DESCRIPTION OF THE TASK » Copy out every line of the records where the string "document" occurs.

STORED ROWS »
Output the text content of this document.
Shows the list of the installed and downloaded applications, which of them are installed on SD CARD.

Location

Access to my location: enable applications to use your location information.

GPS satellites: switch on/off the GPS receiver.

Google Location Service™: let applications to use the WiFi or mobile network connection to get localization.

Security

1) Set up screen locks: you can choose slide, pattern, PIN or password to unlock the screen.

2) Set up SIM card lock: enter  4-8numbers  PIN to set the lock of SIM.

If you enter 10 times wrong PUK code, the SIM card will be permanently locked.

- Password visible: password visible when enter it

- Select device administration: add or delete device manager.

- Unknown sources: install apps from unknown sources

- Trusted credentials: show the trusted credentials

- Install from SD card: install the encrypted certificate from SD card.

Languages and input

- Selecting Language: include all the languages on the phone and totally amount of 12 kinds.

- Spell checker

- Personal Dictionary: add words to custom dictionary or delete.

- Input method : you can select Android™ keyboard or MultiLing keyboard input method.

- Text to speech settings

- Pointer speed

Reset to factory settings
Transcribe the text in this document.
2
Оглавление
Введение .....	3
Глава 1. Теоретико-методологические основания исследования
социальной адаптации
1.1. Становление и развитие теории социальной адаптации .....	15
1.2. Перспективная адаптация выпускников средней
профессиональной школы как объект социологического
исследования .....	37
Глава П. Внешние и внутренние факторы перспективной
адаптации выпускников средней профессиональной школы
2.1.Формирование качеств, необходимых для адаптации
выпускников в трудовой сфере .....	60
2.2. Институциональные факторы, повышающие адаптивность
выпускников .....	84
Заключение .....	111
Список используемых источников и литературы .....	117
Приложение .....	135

FINISHED EXERCISE »
Output the text content of this document.
Transcribe the text in this document.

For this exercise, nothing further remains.